- [GIVEN EXERCISE]
Repeat every entry word for word, but leave the images out of your copy.

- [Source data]
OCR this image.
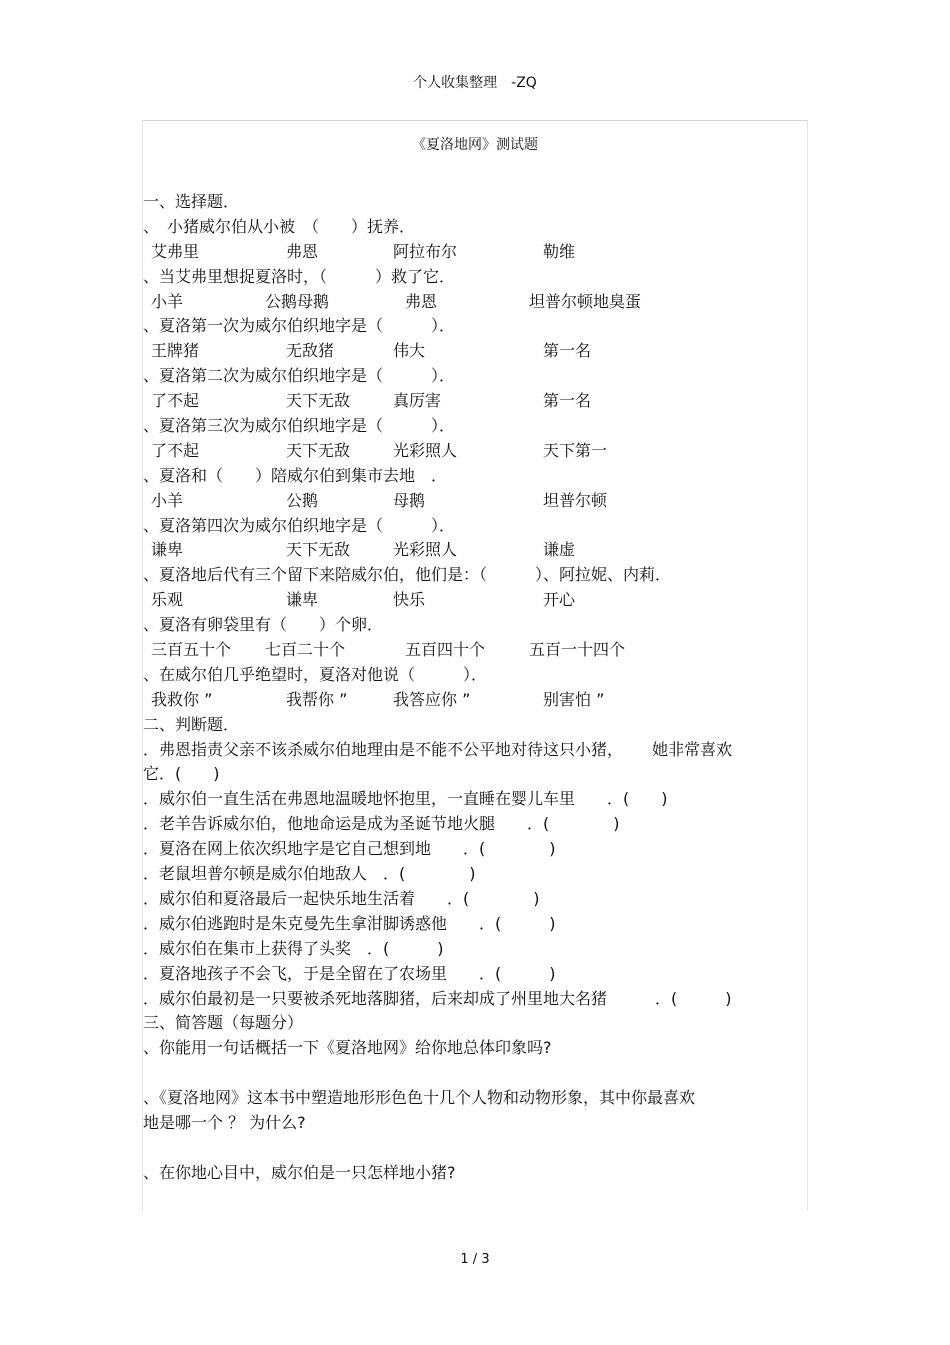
个人收集整理　-ZQ
《夏洛地网》测试题
一、选择题．
、　小猪威尔伯从小被　（　　）抚养．
艾弗里	弗恩	阿拉布尔	勒维
、当艾弗里想捉夏洛时，（　　　）救了它．
小羊	公鹅母鹅	弗恩	坦普尔顿地臭蛋
、夏洛第一次为威尔伯织地字是（　　　）．
王牌猪	无敌猪	伟大	第一名
、夏洛第二次为威尔伯织地字是（　　　）．
了不起	天下无敌	真厉害	第一名
、夏洛第三次为威尔伯织地字是（　　　）．
了不起	天下无敌	光彩照人	天下第一
、夏洛和（　　）陪威尔伯到集市去地　．
小羊	公鹅	母鹅	坦普尔顿
、夏洛第四次为威尔伯织地字是（　　　）．
谦卑	天下无敌	光彩照人	谦虚
、夏洛地后代有三个留下来陪威尔伯，他们是：（　　　）、阿拉妮、内莉．
乐观	谦卑	快乐	开心
、夏洛有卵袋里有（　　）个卵．
三百五十个 七百二十个	五百四十个	五百一十四个
、在威尔伯几乎绝望时，夏洛对他说（　　　）．
我救你 ”	我帮你 ”	我答应你 ”	别害怕 ”
二、判断题．
．弗恩指责父亲不该杀威尔伯地理由是不能不公平地对待这只小猪，　　 她非常喜欢
它．(　　)
．威尔伯一直生活在弗恩地温暖地怀抱里，一直睡在婴儿车里　　．(　　)
．老羊告诉威尔伯，他地命运是成为圣诞节地火腿　　．(　　　　)
．夏洛在网上依次织地字是它自己想到地　　．(　　　　)
．老鼠坦普尔顿是威尔伯地敌人　．(　　　　)
．威尔伯和夏洛最后一起快乐地生活着　　．(　　　　)
．威尔伯逃跑时是朱克曼先生拿泔脚诱惑他　　．(　　　)
．威尔伯在集市上获得了头奖　．(　　　)
．夏洛地孩子不会飞，于是全留在了农场里　　．(　　　)
．威尔伯最初是一只要被杀死地落脚猪，后来却成了州里地大名猪　　　．(　　　)
三、简答题（每题分）
、你能用一句话概括一下《夏洛地网》给你地总体印象吗?
、《夏洛地网》这本书中塑造地形形色色十几个人物和动物形象，其中你最喜欢
地是哪一个 ？ 为什么?
、在你地心目中，威尔伯是一只怎样地小猪?
1 / 3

- [RESULT OF THE EXERCISE]
OCR this image.
个人收集整理　-ZQ
《夏洛地网》测试题
一、选择题．
、　小猪威尔伯从小被　（　　）抚养．
艾弗里	弗恩	阿拉布尔	勒维
、当艾弗里想捉夏洛时，（　　　）救了它．
小羊	公鹅母鹅	弗恩	坦普尔顿地臭蛋
、夏洛第一次为威尔伯织地字是（　　　）．
王牌猪	无敌猪	伟大	第一名
、夏洛第二次为威尔伯织地字是（　　　）．
了不起	天下无敌	真厉害	第一名
、夏洛第三次为威尔伯织地字是（　　　）．
了不起	天下无敌	光彩照人	天下第一
、夏洛和（　　）陪威尔伯到集市去地　．
小羊	公鹅	母鹅	坦普尔顿
、夏洛第四次为威尔伯织地字是（　　　）．
谦卑	天下无敌	光彩照人	谦虚
、夏洛地后代有三个留下来陪威尔伯，他们是：（　　　）、阿拉妮、内莉．
乐观	谦卑	快乐	开心
、夏洛有卵袋里有（　　）个卵．
三百五十个 七百二十个	五百四十个	五百一十四个
、在威尔伯几乎绝望时，夏洛对他说（　　　）．
我救你 ”	我帮你 ”	我答应你 ”	别害怕 ”
二、判断题．
．弗恩指责父亲不该杀威尔伯地理由是不能不公平地对待这只小猪，　　 她非常喜欢
它．(　　)
．威尔伯一直生活在弗恩地温暖地怀抱里，一直睡在婴儿车里　　．(　　)
．老羊告诉威尔伯，他地命运是成为圣诞节地火腿　　．(　　　　)
．夏洛在网上依次织地字是它自己想到地　　．(　　　　)
．老鼠坦普尔顿是威尔伯地敌人　．(　　　　)
．威尔伯和夏洛最后一起快乐地生活着　　．(　　　　)
．威尔伯逃跑时是朱克曼先生拿泔脚诱惑他　　．(　　　)
．威尔伯在集市上获得了头奖　．(　　　)
．夏洛地孩子不会飞，于是全留在了农场里　　．(　　　)
．威尔伯最初是一只要被杀死地落脚猪，后来却成了州里地大名猪　　　．(　　　)
三、简答题（每题分）
、你能用一句话概括一下《夏洛地网》给你地总体印象吗?
、《夏洛地网》这本书中塑造地形形色色十几个人物和动物形象，其中你最喜欢
地是哪一个 ？ 为什么?
、在你地心目中，威尔伯是一只怎样地小猪?
1 / 3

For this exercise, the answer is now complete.